Required work: Reproduce the items below in full, changing each occurrence of "danger-bar-down" to "risk-bar-down" and leaving all other text unchanged.

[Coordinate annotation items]
────

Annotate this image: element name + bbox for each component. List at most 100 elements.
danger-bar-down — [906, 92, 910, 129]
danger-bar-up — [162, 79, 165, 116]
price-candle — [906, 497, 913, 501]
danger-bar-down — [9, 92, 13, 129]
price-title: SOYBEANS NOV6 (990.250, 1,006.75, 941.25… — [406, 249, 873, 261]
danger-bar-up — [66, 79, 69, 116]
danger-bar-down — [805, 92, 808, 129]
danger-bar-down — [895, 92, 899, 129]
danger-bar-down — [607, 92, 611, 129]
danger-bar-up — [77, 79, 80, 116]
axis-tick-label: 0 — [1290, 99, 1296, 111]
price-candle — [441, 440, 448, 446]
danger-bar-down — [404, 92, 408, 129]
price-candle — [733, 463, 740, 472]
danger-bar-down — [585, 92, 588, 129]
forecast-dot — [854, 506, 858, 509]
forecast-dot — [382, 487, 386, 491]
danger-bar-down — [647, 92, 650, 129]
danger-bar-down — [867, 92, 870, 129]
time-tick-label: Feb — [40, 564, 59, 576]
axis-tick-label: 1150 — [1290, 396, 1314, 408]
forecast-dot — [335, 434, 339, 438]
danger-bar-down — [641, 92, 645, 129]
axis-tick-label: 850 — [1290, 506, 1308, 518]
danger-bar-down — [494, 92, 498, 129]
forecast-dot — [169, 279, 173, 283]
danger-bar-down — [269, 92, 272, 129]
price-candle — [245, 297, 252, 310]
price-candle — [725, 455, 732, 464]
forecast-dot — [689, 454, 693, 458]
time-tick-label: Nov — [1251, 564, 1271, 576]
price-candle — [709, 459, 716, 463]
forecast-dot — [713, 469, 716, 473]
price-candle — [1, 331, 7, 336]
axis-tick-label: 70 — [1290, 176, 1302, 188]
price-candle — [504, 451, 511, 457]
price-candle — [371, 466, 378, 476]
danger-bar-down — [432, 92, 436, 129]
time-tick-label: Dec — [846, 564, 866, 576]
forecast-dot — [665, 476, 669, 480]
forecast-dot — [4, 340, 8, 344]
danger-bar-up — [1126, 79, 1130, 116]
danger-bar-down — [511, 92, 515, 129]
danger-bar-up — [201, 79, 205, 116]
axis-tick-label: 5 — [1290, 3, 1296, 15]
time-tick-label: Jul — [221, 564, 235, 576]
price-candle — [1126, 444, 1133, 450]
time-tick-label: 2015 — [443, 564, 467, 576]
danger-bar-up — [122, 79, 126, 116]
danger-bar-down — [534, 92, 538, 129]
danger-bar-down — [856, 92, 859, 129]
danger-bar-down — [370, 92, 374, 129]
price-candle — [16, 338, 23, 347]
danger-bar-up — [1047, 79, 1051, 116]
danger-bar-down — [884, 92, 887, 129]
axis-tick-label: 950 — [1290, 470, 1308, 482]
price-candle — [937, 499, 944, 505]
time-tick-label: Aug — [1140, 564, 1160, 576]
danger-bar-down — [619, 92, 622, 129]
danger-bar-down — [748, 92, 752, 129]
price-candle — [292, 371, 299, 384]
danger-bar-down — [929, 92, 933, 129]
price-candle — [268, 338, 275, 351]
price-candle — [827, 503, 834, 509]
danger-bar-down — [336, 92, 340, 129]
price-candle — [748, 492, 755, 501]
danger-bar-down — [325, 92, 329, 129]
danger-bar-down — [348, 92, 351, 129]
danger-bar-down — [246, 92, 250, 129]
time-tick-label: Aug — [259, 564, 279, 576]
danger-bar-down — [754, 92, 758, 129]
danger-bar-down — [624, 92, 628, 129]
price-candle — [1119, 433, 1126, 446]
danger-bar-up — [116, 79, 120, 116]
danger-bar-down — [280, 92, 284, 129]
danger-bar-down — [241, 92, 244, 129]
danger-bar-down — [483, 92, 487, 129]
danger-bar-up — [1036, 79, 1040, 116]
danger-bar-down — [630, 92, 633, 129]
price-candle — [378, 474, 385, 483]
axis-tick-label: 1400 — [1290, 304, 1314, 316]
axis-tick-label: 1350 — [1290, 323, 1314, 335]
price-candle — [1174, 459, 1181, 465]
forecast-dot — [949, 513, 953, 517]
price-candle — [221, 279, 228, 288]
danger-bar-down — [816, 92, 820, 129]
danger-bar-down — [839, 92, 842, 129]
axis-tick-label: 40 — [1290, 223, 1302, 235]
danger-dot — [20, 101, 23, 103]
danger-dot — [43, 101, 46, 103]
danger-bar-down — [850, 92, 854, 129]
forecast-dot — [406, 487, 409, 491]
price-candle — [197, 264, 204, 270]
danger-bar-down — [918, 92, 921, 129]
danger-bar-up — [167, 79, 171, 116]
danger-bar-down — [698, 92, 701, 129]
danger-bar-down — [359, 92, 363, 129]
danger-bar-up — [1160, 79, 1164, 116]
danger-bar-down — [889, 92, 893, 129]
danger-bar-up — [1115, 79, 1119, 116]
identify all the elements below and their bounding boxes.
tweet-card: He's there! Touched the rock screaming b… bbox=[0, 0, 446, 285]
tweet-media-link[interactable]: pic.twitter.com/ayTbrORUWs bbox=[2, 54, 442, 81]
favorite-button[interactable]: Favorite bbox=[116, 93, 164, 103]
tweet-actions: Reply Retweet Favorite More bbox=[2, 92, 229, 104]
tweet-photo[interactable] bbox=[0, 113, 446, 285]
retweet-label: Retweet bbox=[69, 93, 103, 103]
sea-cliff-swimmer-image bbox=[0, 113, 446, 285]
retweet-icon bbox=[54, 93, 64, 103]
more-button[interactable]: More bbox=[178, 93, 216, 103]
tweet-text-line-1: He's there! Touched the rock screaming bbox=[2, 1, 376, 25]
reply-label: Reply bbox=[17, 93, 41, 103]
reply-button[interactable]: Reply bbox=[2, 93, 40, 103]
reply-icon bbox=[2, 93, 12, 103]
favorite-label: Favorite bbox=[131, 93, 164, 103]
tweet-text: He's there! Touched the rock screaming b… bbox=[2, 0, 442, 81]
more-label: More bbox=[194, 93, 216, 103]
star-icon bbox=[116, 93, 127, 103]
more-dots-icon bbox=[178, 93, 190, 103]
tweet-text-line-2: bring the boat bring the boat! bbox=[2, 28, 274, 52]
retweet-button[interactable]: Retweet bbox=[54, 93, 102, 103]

────

Task response:
Annotate this image: element name + bbox for each component. List at most 100 elements.
risk-bar-down — [906, 92, 910, 129]
danger-bar-up — [162, 79, 165, 116]
price-candle — [906, 497, 913, 501]
risk-bar-down — [9, 92, 13, 129]
price-title: SOYBEANS NOV6 (990.250, 1,006.75, 941.25… — [406, 249, 873, 261]
danger-bar-up — [66, 79, 69, 116]
risk-bar-down — [805, 92, 808, 129]
risk-bar-down — [895, 92, 899, 129]
risk-bar-down — [607, 92, 611, 129]
danger-bar-up — [77, 79, 80, 116]
axis-tick-label: 0 — [1290, 99, 1296, 111]
price-candle — [441, 440, 448, 446]
risk-bar-down — [404, 92, 408, 129]
price-candle — [733, 463, 740, 472]
risk-bar-down — [585, 92, 588, 129]
forecast-dot — [854, 506, 858, 509]
forecast-dot — [382, 487, 386, 491]
risk-bar-down — [647, 92, 650, 129]
risk-bar-down — [867, 92, 870, 129]
time-tick-label: Feb — [40, 564, 59, 576]
axis-tick-label: 1150 — [1290, 396, 1314, 408]
forecast-dot — [335, 434, 339, 438]
risk-bar-down — [641, 92, 645, 129]
axis-tick-label: 850 — [1290, 506, 1308, 518]
risk-bar-down — [494, 92, 498, 129]
forecast-dot — [169, 279, 173, 283]
risk-bar-down — [269, 92, 272, 129]
price-candle — [245, 297, 252, 310]
price-candle — [725, 455, 732, 464]
forecast-dot — [689, 454, 693, 458]
time-tick-label: Nov — [1251, 564, 1271, 576]
price-candle — [709, 459, 716, 463]
forecast-dot — [713, 469, 716, 473]
price-candle — [1, 331, 7, 336]
axis-tick-label: 70 — [1290, 176, 1302, 188]
price-candle — [504, 451, 511, 457]
price-candle — [371, 466, 378, 476]
risk-bar-down — [432, 92, 436, 129]
time-tick-label: Dec — [846, 564, 866, 576]
forecast-dot — [665, 476, 669, 480]
forecast-dot — [4, 340, 8, 344]
danger-bar-up — [1126, 79, 1130, 116]
risk-bar-down — [511, 92, 515, 129]
danger-bar-up — [201, 79, 205, 116]
axis-tick-label: 5 — [1290, 3, 1296, 15]
time-tick-label: Jul — [221, 564, 235, 576]
price-candle — [1126, 444, 1133, 450]
time-tick-label: 2015 — [443, 564, 467, 576]
danger-bar-up — [122, 79, 126, 116]
risk-bar-down — [534, 92, 538, 129]
risk-bar-down — [856, 92, 859, 129]
risk-bar-down — [370, 92, 374, 129]
price-candle — [16, 338, 23, 347]
danger-bar-up — [1047, 79, 1051, 116]
risk-bar-down — [884, 92, 887, 129]
axis-tick-label: 950 — [1290, 470, 1308, 482]
price-candle — [937, 499, 944, 505]
time-tick-label: Aug — [1140, 564, 1160, 576]
risk-bar-down — [619, 92, 622, 129]
risk-bar-down — [748, 92, 752, 129]
price-candle — [292, 371, 299, 384]
risk-bar-down — [929, 92, 933, 129]
price-candle — [268, 338, 275, 351]
price-candle — [827, 503, 834, 509]
risk-bar-down — [336, 92, 340, 129]
price-candle — [748, 492, 755, 501]
risk-bar-down — [325, 92, 329, 129]
risk-bar-down — [348, 92, 351, 129]
risk-bar-down — [246, 92, 250, 129]
time-tick-label: Aug — [259, 564, 279, 576]
risk-bar-down — [754, 92, 758, 129]
risk-bar-down — [624, 92, 628, 129]
price-candle — [1119, 433, 1126, 446]
danger-bar-up — [116, 79, 120, 116]
risk-bar-down — [280, 92, 284, 129]
risk-bar-down — [241, 92, 244, 129]
risk-bar-down — [483, 92, 487, 129]
danger-bar-up — [1036, 79, 1040, 116]
risk-bar-down — [630, 92, 633, 129]
price-candle — [378, 474, 385, 483]
axis-tick-label: 1400 — [1290, 304, 1314, 316]
axis-tick-label: 1350 — [1290, 323, 1314, 335]
price-candle — [1174, 459, 1181, 465]
forecast-dot — [949, 513, 953, 517]
price-candle — [221, 279, 228, 288]
risk-bar-down — [816, 92, 820, 129]
risk-bar-down — [839, 92, 842, 129]
axis-tick-label: 40 — [1290, 223, 1302, 235]
danger-dot — [20, 101, 23, 103]
danger-dot — [43, 101, 46, 103]
risk-bar-down — [850, 92, 854, 129]
forecast-dot — [406, 487, 409, 491]
price-candle — [197, 264, 204, 270]
risk-bar-down — [918, 92, 921, 129]
danger-bar-up — [167, 79, 171, 116]
risk-bar-down — [698, 92, 701, 129]
risk-bar-down — [359, 92, 363, 129]
danger-bar-up — [1160, 79, 1164, 116]
risk-bar-down — [889, 92, 893, 129]
danger-bar-up — [1115, 79, 1119, 116]
identify all the elements below and their bounding boxes.
tweet-card: He's there! Touched the rock screaming b… bbox=[0, 0, 446, 285]
tweet-media-link[interactable]: pic.twitter.com/ayTbrORUWs bbox=[2, 54, 442, 81]
favorite-button[interactable]: Favorite bbox=[116, 93, 164, 103]
tweet-actions: Reply Retweet Favorite More bbox=[2, 92, 229, 104]
tweet-photo[interactable] bbox=[0, 113, 446, 285]
retweet-label: Retweet bbox=[69, 93, 103, 103]
sea-cliff-swimmer-image bbox=[0, 113, 446, 285]
retweet-icon bbox=[54, 93, 64, 103]
more-button[interactable]: More bbox=[178, 93, 216, 103]
tweet-text-line-1: He's there! Touched the rock screaming bbox=[2, 1, 376, 25]
reply-label: Reply bbox=[17, 93, 41, 103]
reply-button[interactable]: Reply bbox=[2, 93, 40, 103]
reply-icon bbox=[2, 93, 12, 103]
favorite-label: Favorite bbox=[131, 93, 164, 103]
tweet-text: He's there! Touched the rock screaming b… bbox=[2, 0, 442, 81]
more-label: More bbox=[194, 93, 216, 103]
star-icon bbox=[116, 93, 127, 103]
more-dots-icon bbox=[178, 93, 190, 103]
tweet-text-line-2: bring the boat bring the boat! bbox=[2, 28, 274, 52]
retweet-button[interactable]: Retweet bbox=[54, 93, 102, 103]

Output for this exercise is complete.